• [THE RECORDS]:
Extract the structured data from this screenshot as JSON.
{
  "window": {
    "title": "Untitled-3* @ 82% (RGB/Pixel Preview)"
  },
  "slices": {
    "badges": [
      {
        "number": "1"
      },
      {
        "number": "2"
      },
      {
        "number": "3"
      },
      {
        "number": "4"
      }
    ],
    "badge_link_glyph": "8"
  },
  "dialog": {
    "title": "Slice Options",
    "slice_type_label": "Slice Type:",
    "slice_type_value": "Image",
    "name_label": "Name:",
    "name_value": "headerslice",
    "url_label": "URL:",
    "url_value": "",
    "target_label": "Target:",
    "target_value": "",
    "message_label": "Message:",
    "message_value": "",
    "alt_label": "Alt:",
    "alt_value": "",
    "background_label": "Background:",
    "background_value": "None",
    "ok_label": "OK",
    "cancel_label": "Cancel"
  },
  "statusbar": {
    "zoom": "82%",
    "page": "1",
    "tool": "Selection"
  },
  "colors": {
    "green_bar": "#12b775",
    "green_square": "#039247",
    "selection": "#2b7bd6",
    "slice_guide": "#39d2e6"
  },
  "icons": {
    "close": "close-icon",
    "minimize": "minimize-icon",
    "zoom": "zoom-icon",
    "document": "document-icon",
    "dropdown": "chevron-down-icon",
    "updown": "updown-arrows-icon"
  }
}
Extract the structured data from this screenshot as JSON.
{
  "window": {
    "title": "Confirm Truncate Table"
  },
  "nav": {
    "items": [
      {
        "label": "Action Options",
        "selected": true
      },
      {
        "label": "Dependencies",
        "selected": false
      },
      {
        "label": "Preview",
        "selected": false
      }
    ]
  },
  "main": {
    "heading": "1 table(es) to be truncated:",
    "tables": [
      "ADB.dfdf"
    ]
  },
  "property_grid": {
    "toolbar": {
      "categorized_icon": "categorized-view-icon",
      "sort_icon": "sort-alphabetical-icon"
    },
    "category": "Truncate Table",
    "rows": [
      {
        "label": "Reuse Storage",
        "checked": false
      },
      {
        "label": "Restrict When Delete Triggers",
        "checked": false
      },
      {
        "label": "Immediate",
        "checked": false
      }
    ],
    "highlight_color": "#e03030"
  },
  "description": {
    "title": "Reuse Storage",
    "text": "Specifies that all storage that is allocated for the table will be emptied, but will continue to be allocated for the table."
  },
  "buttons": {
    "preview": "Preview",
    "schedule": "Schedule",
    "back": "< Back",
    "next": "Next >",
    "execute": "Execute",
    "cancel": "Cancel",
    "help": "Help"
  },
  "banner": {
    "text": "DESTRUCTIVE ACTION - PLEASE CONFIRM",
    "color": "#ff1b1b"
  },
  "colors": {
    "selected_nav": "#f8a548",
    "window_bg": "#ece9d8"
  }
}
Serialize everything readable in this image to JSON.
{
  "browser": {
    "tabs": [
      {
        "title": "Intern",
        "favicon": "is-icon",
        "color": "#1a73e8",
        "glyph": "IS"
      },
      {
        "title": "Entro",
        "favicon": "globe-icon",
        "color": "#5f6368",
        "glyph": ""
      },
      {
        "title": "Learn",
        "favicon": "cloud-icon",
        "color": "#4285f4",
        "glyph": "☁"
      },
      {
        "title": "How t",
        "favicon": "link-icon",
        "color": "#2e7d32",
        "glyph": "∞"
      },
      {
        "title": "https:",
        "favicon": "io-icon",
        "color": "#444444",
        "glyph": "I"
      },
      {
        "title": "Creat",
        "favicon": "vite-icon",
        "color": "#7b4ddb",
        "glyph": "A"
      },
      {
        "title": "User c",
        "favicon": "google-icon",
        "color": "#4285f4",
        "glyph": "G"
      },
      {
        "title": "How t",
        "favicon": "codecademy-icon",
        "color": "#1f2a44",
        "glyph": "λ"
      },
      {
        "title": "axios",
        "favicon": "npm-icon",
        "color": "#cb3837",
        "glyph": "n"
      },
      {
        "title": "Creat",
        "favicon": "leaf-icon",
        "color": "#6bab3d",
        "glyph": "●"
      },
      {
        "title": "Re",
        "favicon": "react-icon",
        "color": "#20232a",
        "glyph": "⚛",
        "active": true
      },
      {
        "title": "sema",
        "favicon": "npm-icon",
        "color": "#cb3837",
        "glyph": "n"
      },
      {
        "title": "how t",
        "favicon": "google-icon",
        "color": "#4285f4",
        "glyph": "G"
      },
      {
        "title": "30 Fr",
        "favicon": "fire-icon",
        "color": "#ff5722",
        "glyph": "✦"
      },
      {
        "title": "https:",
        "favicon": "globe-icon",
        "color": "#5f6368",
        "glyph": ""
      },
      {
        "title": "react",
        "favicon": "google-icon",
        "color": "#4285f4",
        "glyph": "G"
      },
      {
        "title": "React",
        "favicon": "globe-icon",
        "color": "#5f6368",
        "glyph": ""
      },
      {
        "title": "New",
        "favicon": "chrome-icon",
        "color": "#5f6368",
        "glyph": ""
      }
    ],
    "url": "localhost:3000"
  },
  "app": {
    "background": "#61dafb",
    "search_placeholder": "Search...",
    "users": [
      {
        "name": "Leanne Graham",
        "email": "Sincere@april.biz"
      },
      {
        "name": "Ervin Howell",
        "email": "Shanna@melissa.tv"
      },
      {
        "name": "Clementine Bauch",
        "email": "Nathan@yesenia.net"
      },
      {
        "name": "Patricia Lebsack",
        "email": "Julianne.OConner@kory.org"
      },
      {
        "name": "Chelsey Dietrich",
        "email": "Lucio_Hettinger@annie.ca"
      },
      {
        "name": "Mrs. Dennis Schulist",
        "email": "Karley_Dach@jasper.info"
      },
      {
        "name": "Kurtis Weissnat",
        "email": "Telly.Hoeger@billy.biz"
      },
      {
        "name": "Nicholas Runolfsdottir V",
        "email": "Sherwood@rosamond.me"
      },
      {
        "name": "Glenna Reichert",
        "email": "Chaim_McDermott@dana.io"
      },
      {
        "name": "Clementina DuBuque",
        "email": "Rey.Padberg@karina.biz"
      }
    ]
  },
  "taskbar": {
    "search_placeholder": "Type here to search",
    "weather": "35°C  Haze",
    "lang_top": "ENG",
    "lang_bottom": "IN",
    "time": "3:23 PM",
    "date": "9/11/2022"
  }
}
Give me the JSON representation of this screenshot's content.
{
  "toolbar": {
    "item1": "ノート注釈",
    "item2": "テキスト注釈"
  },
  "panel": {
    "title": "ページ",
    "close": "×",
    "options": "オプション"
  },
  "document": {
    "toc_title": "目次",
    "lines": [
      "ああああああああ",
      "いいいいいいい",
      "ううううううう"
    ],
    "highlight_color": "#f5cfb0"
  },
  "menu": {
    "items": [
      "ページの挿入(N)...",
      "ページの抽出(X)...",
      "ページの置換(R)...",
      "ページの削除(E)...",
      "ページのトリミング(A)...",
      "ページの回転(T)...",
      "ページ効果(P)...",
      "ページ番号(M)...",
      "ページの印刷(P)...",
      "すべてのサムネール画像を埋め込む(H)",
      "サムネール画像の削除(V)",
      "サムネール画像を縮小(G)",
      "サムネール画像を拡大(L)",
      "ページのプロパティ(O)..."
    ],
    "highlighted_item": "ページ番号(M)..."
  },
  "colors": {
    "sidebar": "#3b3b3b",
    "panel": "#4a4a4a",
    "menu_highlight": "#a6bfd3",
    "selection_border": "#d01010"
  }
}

• [EXERCISE INSTRUCTIONS]: Set down every line of the listing above again, exactly as given.

• [RESPONSE TO THIS TASK]:
Extract the structured data from this screenshot as JSON.
{
  "window": {
    "title": "Untitled-3* @ 82% (RGB/Pixel Preview)"
  },
  "slices": {
    "badges": [
      {
        "number": "1"
      },
      {
        "number": "2"
      },
      {
        "number": "3"
      },
      {
        "number": "4"
      }
    ],
    "badge_link_glyph": "8"
  },
  "dialog": {
    "title": "Slice Options",
    "slice_type_label": "Slice Type:",
    "slice_type_value": "Image",
    "name_label": "Name:",
    "name_value": "headerslice",
    "url_label": "URL:",
    "url_value": "",
    "target_label": "Target:",
    "target_value": "",
    "message_label": "Message:",
    "message_value": "",
    "alt_label": "Alt:",
    "alt_value": "",
    "background_label": "Background:",
    "background_value": "None",
    "ok_label": "OK",
    "cancel_label": "Cancel"
  },
  "statusbar": {
    "zoom": "82%",
    "page": "1",
    "tool": "Selection"
  },
  "colors": {
    "green_bar": "#12b775",
    "green_square": "#039247",
    "selection": "#2b7bd6",
    "slice_guide": "#39d2e6"
  },
  "icons": {
    "close": "close-icon",
    "minimize": "minimize-icon",
    "zoom": "zoom-icon",
    "document": "document-icon",
    "dropdown": "chevron-down-icon",
    "updown": "updown-arrows-icon"
  }
}
Extract the structured data from this screenshot as JSON.
{
  "window": {
    "title": "Confirm Truncate Table"
  },
  "nav": {
    "items": [
      {
        "label": "Action Options",
        "selected": true
      },
      {
        "label": "Dependencies",
        "selected": false
      },
      {
        "label": "Preview",
        "selected": false
      }
    ]
  },
  "main": {
    "heading": "1 table(es) to be truncated:",
    "tables": [
      "ADB.dfdf"
    ]
  },
  "property_grid": {
    "toolbar": {
      "categorized_icon": "categorized-view-icon",
      "sort_icon": "sort-alphabetical-icon"
    },
    "category": "Truncate Table",
    "rows": [
      {
        "label": "Reuse Storage",
        "checked": false
      },
      {
        "label": "Restrict When Delete Triggers",
        "checked": false
      },
      {
        "label": "Immediate",
        "checked": false
      }
    ],
    "highlight_color": "#e03030"
  },
  "description": {
    "title": "Reuse Storage",
    "text": "Specifies that all storage that is allocated for the table will be emptied, but will continue to be allocated for the table."
  },
  "buttons": {
    "preview": "Preview",
    "schedule": "Schedule",
    "back": "< Back",
    "next": "Next >",
    "execute": "Execute",
    "cancel": "Cancel",
    "help": "Help"
  },
  "banner": {
    "text": "DESTRUCTIVE ACTION - PLEASE CONFIRM",
    "color": "#ff1b1b"
  },
  "colors": {
    "selected_nav": "#f8a548",
    "window_bg": "#ece9d8"
  }
}
Serialize everything readable in this image to JSON.
{
  "browser": {
    "tabs": [
      {
        "title": "Intern",
        "favicon": "is-icon",
        "color": "#1a73e8",
        "glyph": "IS"
      },
      {
        "title": "Entro",
        "favicon": "globe-icon",
        "color": "#5f6368",
        "glyph": ""
      },
      {
        "title": "Learn",
        "favicon": "cloud-icon",
        "color": "#4285f4",
        "glyph": "☁"
      },
      {
        "title": "How t",
        "favicon": "link-icon",
        "color": "#2e7d32",
        "glyph": "∞"
      },
      {
        "title": "https:",
        "favicon": "io-icon",
        "color": "#444444",
        "glyph": "I"
      },
      {
        "title": "Creat",
        "favicon": "vite-icon",
        "color": "#7b4ddb",
        "glyph": "A"
      },
      {
        "title": "User c",
        "favicon": "google-icon",
        "color": "#4285f4",
        "glyph": "G"
      },
      {
        "title": "How t",
        "favicon": "codecademy-icon",
        "color": "#1f2a44",
        "glyph": "λ"
      },
      {
        "title": "axios",
        "favicon": "npm-icon",
        "color": "#cb3837",
        "glyph": "n"
      },
      {
        "title": "Creat",
        "favicon": "leaf-icon",
        "color": "#6bab3d",
        "glyph": "●"
      },
      {
        "title": "Re",
        "favicon": "react-icon",
        "color": "#20232a",
        "glyph": "⚛",
        "active": true
      },
      {
        "title": "sema",
        "favicon": "npm-icon",
        "color": "#cb3837",
        "glyph": "n"
      },
      {
        "title": "how t",
        "favicon": "google-icon",
        "color": "#4285f4",
        "glyph": "G"
      },
      {
        "title": "30 Fr",
        "favicon": "fire-icon",
        "color": "#ff5722",
        "glyph": "✦"
      },
      {
        "title": "https:",
        "favicon": "globe-icon",
        "color": "#5f6368",
        "glyph": ""
      },
      {
        "title": "react",
        "favicon": "google-icon",
        "color": "#4285f4",
        "glyph": "G"
      },
      {
        "title": "React",
        "favicon": "globe-icon",
        "color": "#5f6368",
        "glyph": ""
      },
      {
        "title": "New",
        "favicon": "chrome-icon",
        "color": "#5f6368",
        "glyph": ""
      }
    ],
    "url": "localhost:3000"
  },
  "app": {
    "background": "#61dafb",
    "search_placeholder": "Search...",
    "users": [
      {
        "name": "Leanne Graham",
        "email": "Sincere@april.biz"
      },
      {
        "name": "Ervin Howell",
        "email": "Shanna@melissa.tv"
      },
      {
        "name": "Clementine Bauch",
        "email": "Nathan@yesenia.net"
      },
      {
        "name": "Patricia Lebsack",
        "email": "Julianne.OConner@kory.org"
      },
      {
        "name": "Chelsey Dietrich",
        "email": "Lucio_Hettinger@annie.ca"
      },
      {
        "name": "Mrs. Dennis Schulist",
        "email": "Karley_Dach@jasper.info"
      },
      {
        "name": "Kurtis Weissnat",
        "email": "Telly.Hoeger@billy.biz"
      },
      {
        "name": "Nicholas Runolfsdottir V",
        "email": "Sherwood@rosamond.me"
      },
      {
        "name": "Glenna Reichert",
        "email": "Chaim_McDermott@dana.io"
      },
      {
        "name": "Clementina DuBuque",
        "email": "Rey.Padberg@karina.biz"
      }
    ]
  },
  "taskbar": {
    "search_placeholder": "Type here to search",
    "weather": "35°C  Haze",
    "lang_top": "ENG",
    "lang_bottom": "IN",
    "time": "3:23 PM",
    "date": "9/11/2022"
  }
}
Give me the JSON representation of this screenshot's content.
{
  "toolbar": {
    "item1": "ノート注釈",
    "item2": "テキスト注釈"
  },
  "panel": {
    "title": "ページ",
    "close": "×",
    "options": "オプション"
  },
  "document": {
    "toc_title": "目次",
    "lines": [
      "ああああああああ",
      "いいいいいいい",
      "ううううううう"
    ],
    "highlight_color": "#f5cfb0"
  },
  "menu": {
    "items": [
      "ページの挿入(N)...",
      "ページの抽出(X)...",
      "ページの置換(R)...",
      "ページの削除(E)...",
      "ページのトリミング(A)...",
      "ページの回転(T)...",
      "ページ効果(P)...",
      "ページ番号(M)...",
      "ページの印刷(P)...",
      "すべてのサムネール画像を埋め込む(H)",
      "サムネール画像の削除(V)",
      "サムネール画像を縮小(G)",
      "サムネール画像を拡大(L)",
      "ページのプロパティ(O)..."
    ],
    "highlighted_item": "ページ番号(M)..."
  },
  "colors": {
    "sidebar": "#3b3b3b",
    "panel": "#4a4a4a",
    "menu_highlight": "#a6bfd3",
    "selection_border": "#d01010"
  }
}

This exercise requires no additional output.